(Data excerpts)
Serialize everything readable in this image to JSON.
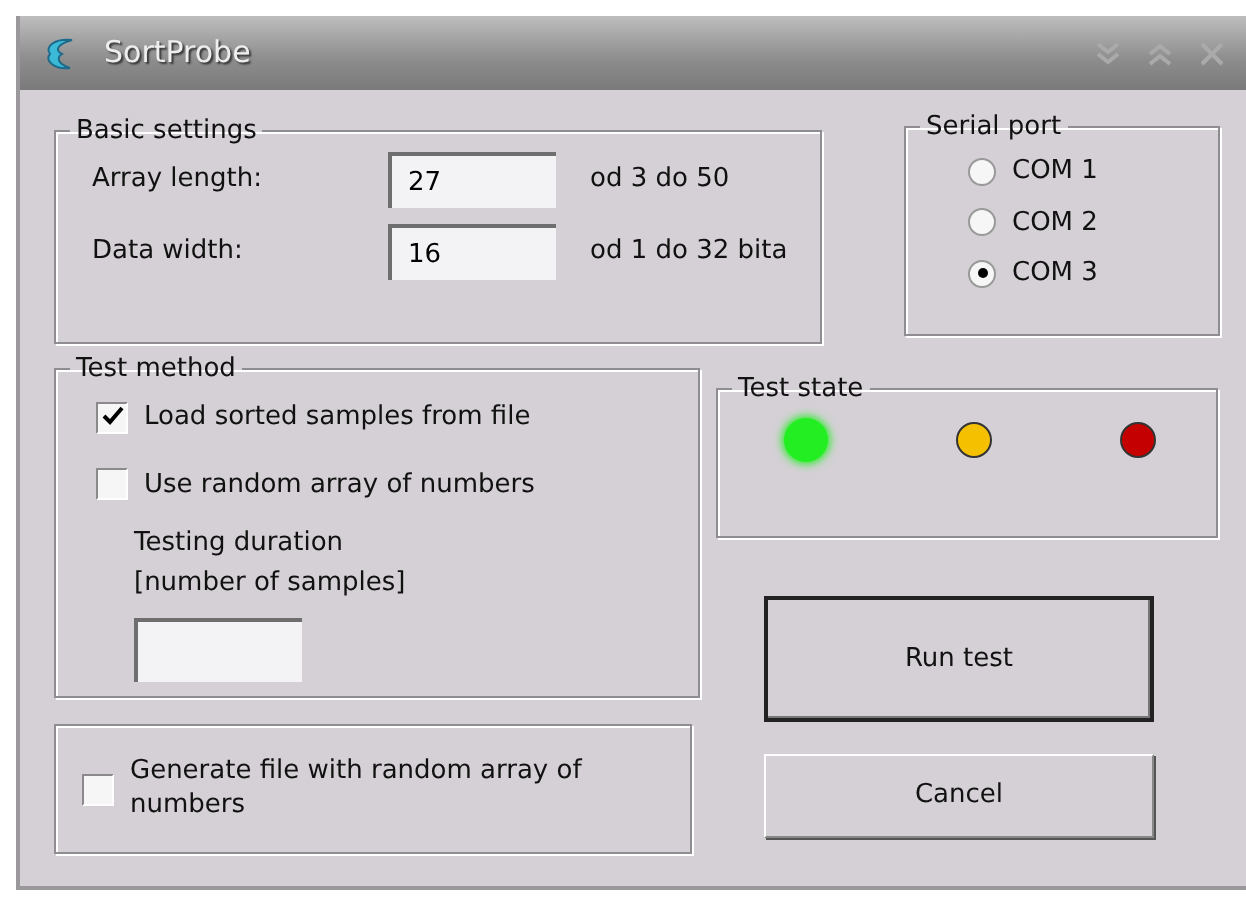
{
  "window": {
    "title": "SortProbe"
  },
  "basic_settings": {
    "title": "Basic settings",
    "fields": [
      {
        "label": "Array length:",
        "value": "27",
        "hint": "od 3 do 50"
      },
      {
        "label": "Data width:",
        "value": "16",
        "hint": "od 1 do 32 bita"
      }
    ]
  },
  "serial_port": {
    "title": "Serial port",
    "options": [
      {
        "label": "COM 1",
        "selected": false
      },
      {
        "label": "COM 2",
        "selected": false
      },
      {
        "label": "COM 3",
        "selected": true
      }
    ]
  },
  "test_method": {
    "title": "Test method",
    "options": [
      {
        "label": "Load sorted samples from file",
        "checked": true
      },
      {
        "label": "Use random array of numbers",
        "checked": false
      }
    ],
    "duration_label": "Testing duration",
    "duration_sublabel": "[number of samples]"
  },
  "generate": {
    "label": "Generate file with random array of numbers",
    "checked": false
  },
  "test_state": {
    "title": "Test state",
    "lights": [
      {
        "color": "#22ee22",
        "on": true
      },
      {
        "color": "#f5c000",
        "on": false
      },
      {
        "color": "#c40000",
        "on": false
      }
    ]
  },
  "buttons": [
    {
      "label": "Run test",
      "default": true
    },
    {
      "label": "Cancel",
      "default": false
    }
  ]
}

_WHAT TO WORK ON_
Without the pictures, restate all the entries above exactly.

_EXERCISE RESULT_
Serialize everything readable in this image to JSON.
{
  "window": {
    "title": "SortProbe"
  },
  "basic_settings": {
    "title": "Basic settings",
    "fields": [
      {
        "label": "Array length:",
        "value": "27",
        "hint": "od 3 do 50"
      },
      {
        "label": "Data width:",
        "value": "16",
        "hint": "od 1 do 32 bita"
      }
    ]
  },
  "serial_port": {
    "title": "Serial port",
    "options": [
      {
        "label": "COM 1",
        "selected": false
      },
      {
        "label": "COM 2",
        "selected": false
      },
      {
        "label": "COM 3",
        "selected": true
      }
    ]
  },
  "test_method": {
    "title": "Test method",
    "options": [
      {
        "label": "Load sorted samples from file",
        "checked": true
      },
      {
        "label": "Use random array of numbers",
        "checked": false
      }
    ],
    "duration_label": "Testing duration",
    "duration_sublabel": "[number of samples]"
  },
  "generate": {
    "label": "Generate file with random array of numbers",
    "checked": false
  },
  "test_state": {
    "title": "Test state",
    "lights": [
      {
        "color": "#22ee22",
        "on": true
      },
      {
        "color": "#f5c000",
        "on": false
      },
      {
        "color": "#c40000",
        "on": false
      }
    ]
  },
  "buttons": [
    {
      "label": "Run test",
      "default": true
    },
    {
      "label": "Cancel",
      "default": false
    }
  ]
}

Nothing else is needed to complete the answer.